_WHAT YOU SHOULD DO_.
Each entry below should be returned exactly as is, with the pictures removed.

_EXTRACTED DATA_.

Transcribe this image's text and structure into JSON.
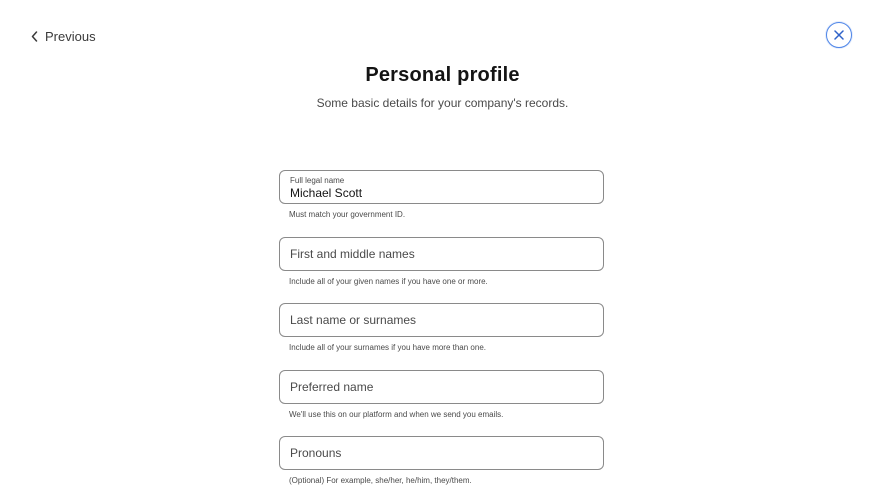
{
  "nav": {
    "previous_label": "Previous"
  },
  "header": {
    "title": "Personal profile",
    "subtitle": "Some basic details for your company's records."
  },
  "fields": [
    {
      "label": "Full legal name",
      "value": "Michael Scott",
      "help": "Must match your government ID."
    },
    {
      "placeholder": "First and middle names",
      "help": "Include all of your given names if you have one or more."
    },
    {
      "placeholder": "Last name or surnames",
      "help": "Include all of your surnames if you have more than one."
    },
    {
      "placeholder": "Preferred name",
      "help": "We'll use this on our platform and when we send you emails."
    },
    {
      "placeholder": "Pronouns",
      "help": "(Optional) For example, she/her, he/him, they/them."
    }
  ],
  "icons": {
    "previous": "chevron-left-icon",
    "close": "close-icon"
  },
  "colors": {
    "accent": "#4f86e8",
    "border": "#8a8a8a",
    "text": "#141414",
    "muted": "#4a4a4a"
  }
}
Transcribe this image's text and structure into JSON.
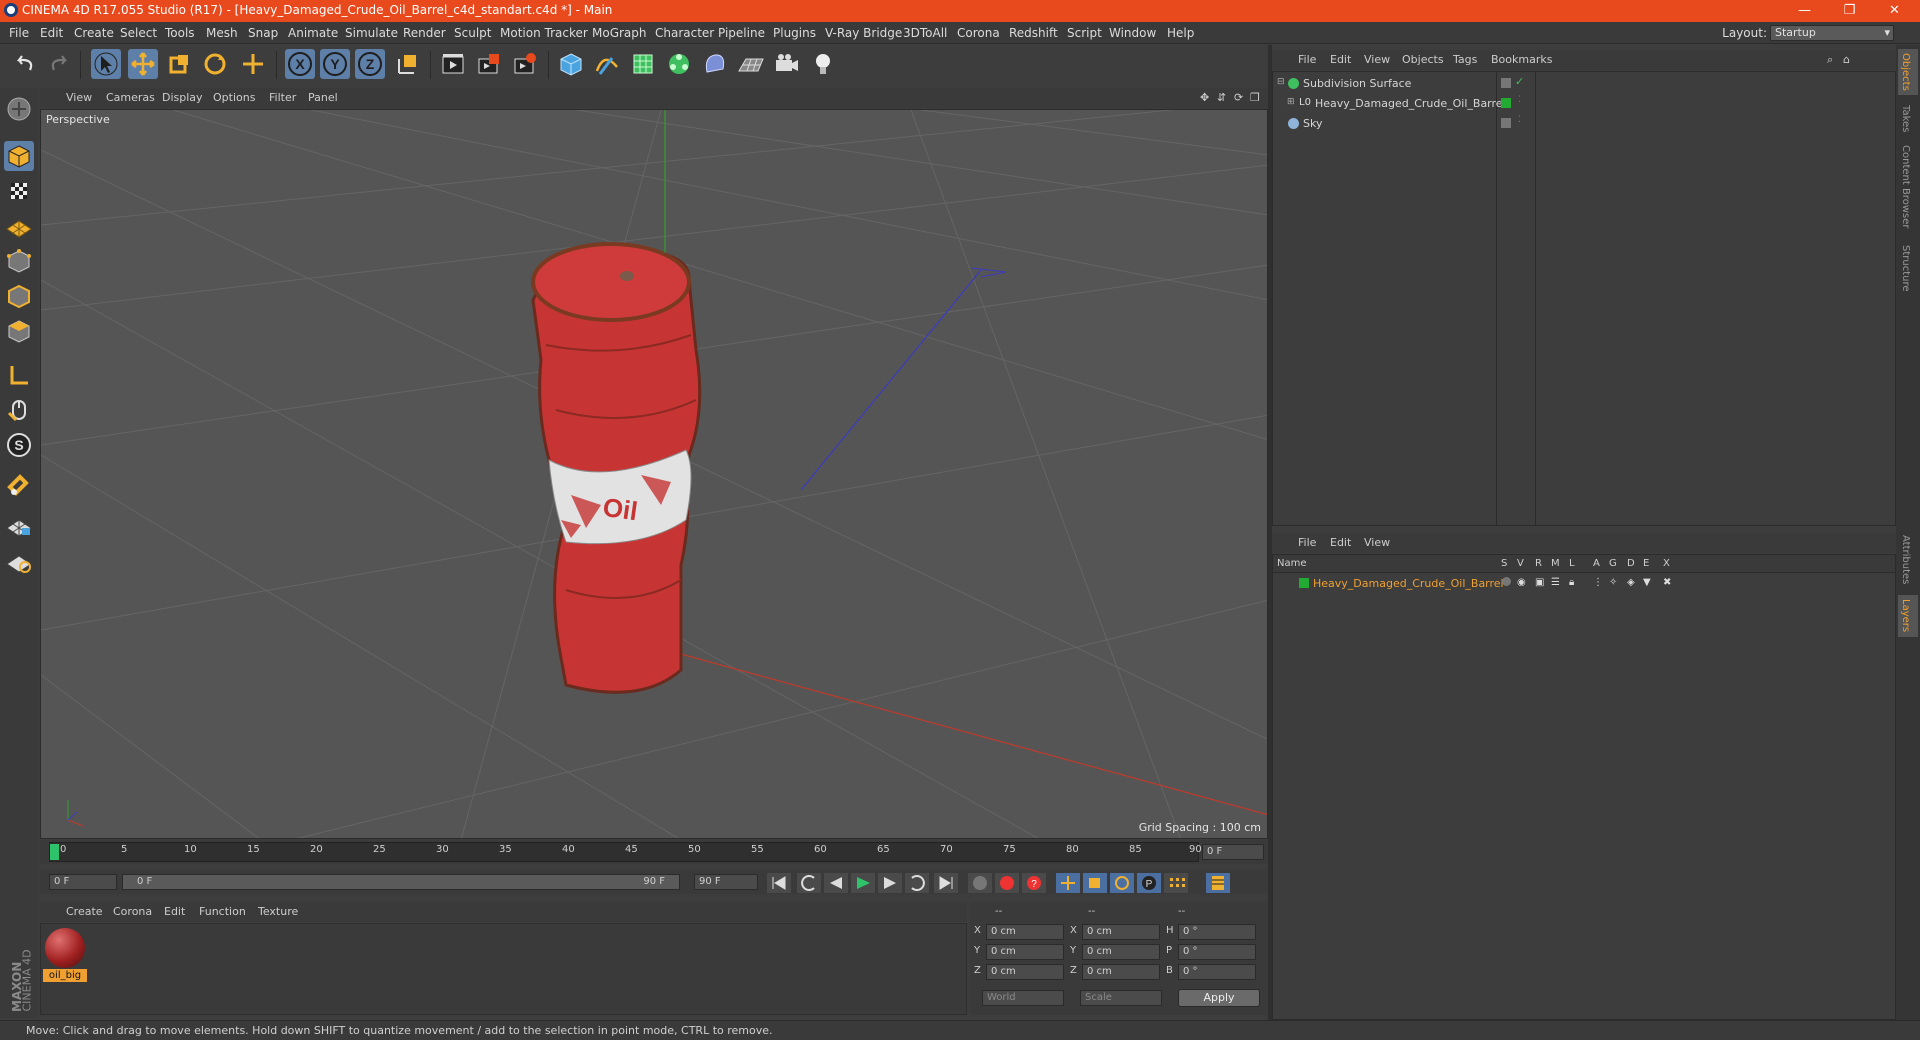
{
  "window": {
    "title": "CINEMA 4D R17.055 Studio (R17) - [Heavy_Damaged_Crude_Oil_Barrel_c4d_standart.c4d *] - Main",
    "minimize": "—",
    "maximize": "❐",
    "close": "✕"
  },
  "menubar": {
    "items": [
      "File",
      "Edit",
      "Create",
      "Select",
      "Tools",
      "Mesh",
      "Snap",
      "Animate",
      "Simulate",
      "Render",
      "Sculpt",
      "Motion Tracker",
      "MoGraph",
      "Character",
      "Pipeline",
      "Plugins",
      "V-Ray Bridge",
      "3DToAll",
      "Corona",
      "Redshift",
      "Script",
      "Window",
      "Help"
    ],
    "layout_label": "Layout:",
    "layout_value": "Startup"
  },
  "toolbar": {
    "axis_x": "X",
    "axis_y": "Y",
    "axis_z": "Z"
  },
  "viewport": {
    "menu": [
      "View",
      "Cameras",
      "Display",
      "Options",
      "Filter",
      "Panel"
    ],
    "camera_label": "Perspective",
    "grid_spacing": "Grid Spacing : 100 cm",
    "barrel_text": "Oil"
  },
  "timeline": {
    "ticks": [
      "0",
      "5",
      "10",
      "15",
      "20",
      "25",
      "30",
      "35",
      "40",
      "45",
      "50",
      "55",
      "60",
      "65",
      "70",
      "75",
      "80",
      "85",
      "90"
    ],
    "current_frame": "0 F",
    "start_field": "0 F",
    "range_start": "0 F",
    "range_end": "90 F",
    "end_field": "90 F"
  },
  "material_manager": {
    "menu": [
      "Create",
      "Corona",
      "Edit",
      "Function",
      "Texture"
    ],
    "materials": [
      {
        "name": "oil_big"
      }
    ]
  },
  "coordinates": {
    "headers": [
      "--",
      "--",
      "--"
    ],
    "rows": [
      {
        "a": "X",
        "pos": "0 cm",
        "b": "X",
        "size": "0 cm",
        "c": "H",
        "rot": "0 °"
      },
      {
        "a": "Y",
        "pos": "0 cm",
        "b": "Y",
        "size": "0 cm",
        "c": "P",
        "rot": "0 °"
      },
      {
        "a": "Z",
        "pos": "0 cm",
        "b": "Z",
        "size": "0 cm",
        "c": "B",
        "rot": "0 °"
      }
    ],
    "mode_world": "World",
    "mode_scale": "Scale",
    "apply": "Apply"
  },
  "object_manager": {
    "menu": [
      "File",
      "Edit",
      "View",
      "Objects",
      "Tags",
      "Bookmarks"
    ],
    "objects": [
      {
        "name": "Subdivision Surface"
      },
      {
        "name": "Heavy_Damaged_Crude_Oil_Barrel"
      },
      {
        "name": "Sky"
      }
    ]
  },
  "layer_manager": {
    "menu": [
      "File",
      "Edit",
      "View"
    ],
    "columns": [
      "Name",
      "S",
      "V",
      "R",
      "M",
      "L",
      "A",
      "G",
      "D",
      "E",
      "X"
    ],
    "layers": [
      {
        "name": "Heavy_Damaged_Crude_Oil_Barrel"
      }
    ]
  },
  "side_tabs": [
    "Objects",
    "Takes",
    "Content Browser",
    "Structure",
    "Attributes",
    "Layers"
  ],
  "branding": {
    "maxon": "MAXON",
    "cinema": "CINEMA 4D"
  },
  "status": "Move: Click and drag to move elements. Hold down SHIFT to quantize movement / add to the selection in point mode, CTRL to remove.",
  "colors": {
    "accent": "#e8491d",
    "selection": "#f0a030",
    "layer_green": "#22aa33",
    "barrel_red": "#d63a3a"
  }
}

_TASK OUTPUT_.
Transcribe this image's text and structure into JSON.
{
  "nav": {
    "previous_label": "Previous"
  },
  "header": {
    "title": "Personal profile",
    "subtitle": "Some basic details for your company's records."
  },
  "fields": [
    {
      "label": "Full legal name",
      "value": "Michael Scott",
      "help": "Must match your government ID."
    },
    {
      "placeholder": "First and middle names",
      "help": "Include all of your given names if you have one or more."
    },
    {
      "placeholder": "Last name or surnames",
      "help": "Include all of your surnames if you have more than one."
    },
    {
      "placeholder": "Preferred name",
      "help": "We'll use this on our platform and when we send you emails."
    },
    {
      "placeholder": "Pronouns",
      "help": "(Optional) For example, she/her, he/him, they/them."
    }
  ],
  "icons": {
    "previous": "chevron-left-icon",
    "close": "close-icon"
  },
  "colors": {
    "accent": "#4f86e8",
    "border": "#8a8a8a",
    "text": "#141414",
    "muted": "#4a4a4a"
  }
}
Transcribe this image's text and structure into JSON.
{
  "window": {
    "title": "CINEMA 4D R17.055 Studio (R17) - [Heavy_Damaged_Crude_Oil_Barrel_c4d_standart.c4d *] - Main",
    "minimize": "—",
    "maximize": "❐",
    "close": "✕"
  },
  "menubar": {
    "items": [
      "File",
      "Edit",
      "Create",
      "Select",
      "Tools",
      "Mesh",
      "Snap",
      "Animate",
      "Simulate",
      "Render",
      "Sculpt",
      "Motion Tracker",
      "MoGraph",
      "Character",
      "Pipeline",
      "Plugins",
      "V-Ray Bridge",
      "3DToAll",
      "Corona",
      "Redshift",
      "Script",
      "Window",
      "Help"
    ],
    "layout_label": "Layout:",
    "layout_value": "Startup"
  },
  "toolbar": {
    "axis_x": "X",
    "axis_y": "Y",
    "axis_z": "Z"
  },
  "viewport": {
    "menu": [
      "View",
      "Cameras",
      "Display",
      "Options",
      "Filter",
      "Panel"
    ],
    "camera_label": "Perspective",
    "grid_spacing": "Grid Spacing : 100 cm",
    "barrel_text": "Oil"
  },
  "timeline": {
    "ticks": [
      "0",
      "5",
      "10",
      "15",
      "20",
      "25",
      "30",
      "35",
      "40",
      "45",
      "50",
      "55",
      "60",
      "65",
      "70",
      "75",
      "80",
      "85",
      "90"
    ],
    "current_frame": "0 F",
    "start_field": "0 F",
    "range_start": "0 F",
    "range_end": "90 F",
    "end_field": "90 F"
  },
  "material_manager": {
    "menu": [
      "Create",
      "Corona",
      "Edit",
      "Function",
      "Texture"
    ],
    "materials": [
      {
        "name": "oil_big"
      }
    ]
  },
  "coordinates": {
    "headers": [
      "--",
      "--",
      "--"
    ],
    "rows": [
      {
        "a": "X",
        "pos": "0 cm",
        "b": "X",
        "size": "0 cm",
        "c": "H",
        "rot": "0 °"
      },
      {
        "a": "Y",
        "pos": "0 cm",
        "b": "Y",
        "size": "0 cm",
        "c": "P",
        "rot": "0 °"
      },
      {
        "a": "Z",
        "pos": "0 cm",
        "b": "Z",
        "size": "0 cm",
        "c": "B",
        "rot": "0 °"
      }
    ],
    "mode_world": "World",
    "mode_scale": "Scale",
    "apply": "Apply"
  },
  "object_manager": {
    "menu": [
      "File",
      "Edit",
      "View",
      "Objects",
      "Tags",
      "Bookmarks"
    ],
    "objects": [
      {
        "name": "Subdivision Surface"
      },
      {
        "name": "Heavy_Damaged_Crude_Oil_Barrel"
      },
      {
        "name": "Sky"
      }
    ]
  },
  "layer_manager": {
    "menu": [
      "File",
      "Edit",
      "View"
    ],
    "columns": [
      "Name",
      "S",
      "V",
      "R",
      "M",
      "L",
      "A",
      "G",
      "D",
      "E",
      "X"
    ],
    "layers": [
      {
        "name": "Heavy_Damaged_Crude_Oil_Barrel"
      }
    ]
  },
  "side_tabs": [
    "Objects",
    "Takes",
    "Content Browser",
    "Structure",
    "Attributes",
    "Layers"
  ],
  "branding": {
    "maxon": "MAXON",
    "cinema": "CINEMA 4D"
  },
  "status": "Move: Click and drag to move elements. Hold down SHIFT to quantize movement / add to the selection in point mode, CTRL to remove.",
  "colors": {
    "accent": "#e8491d",
    "selection": "#f0a030",
    "layer_green": "#22aa33",
    "barrel_red": "#d63a3a"
  }
}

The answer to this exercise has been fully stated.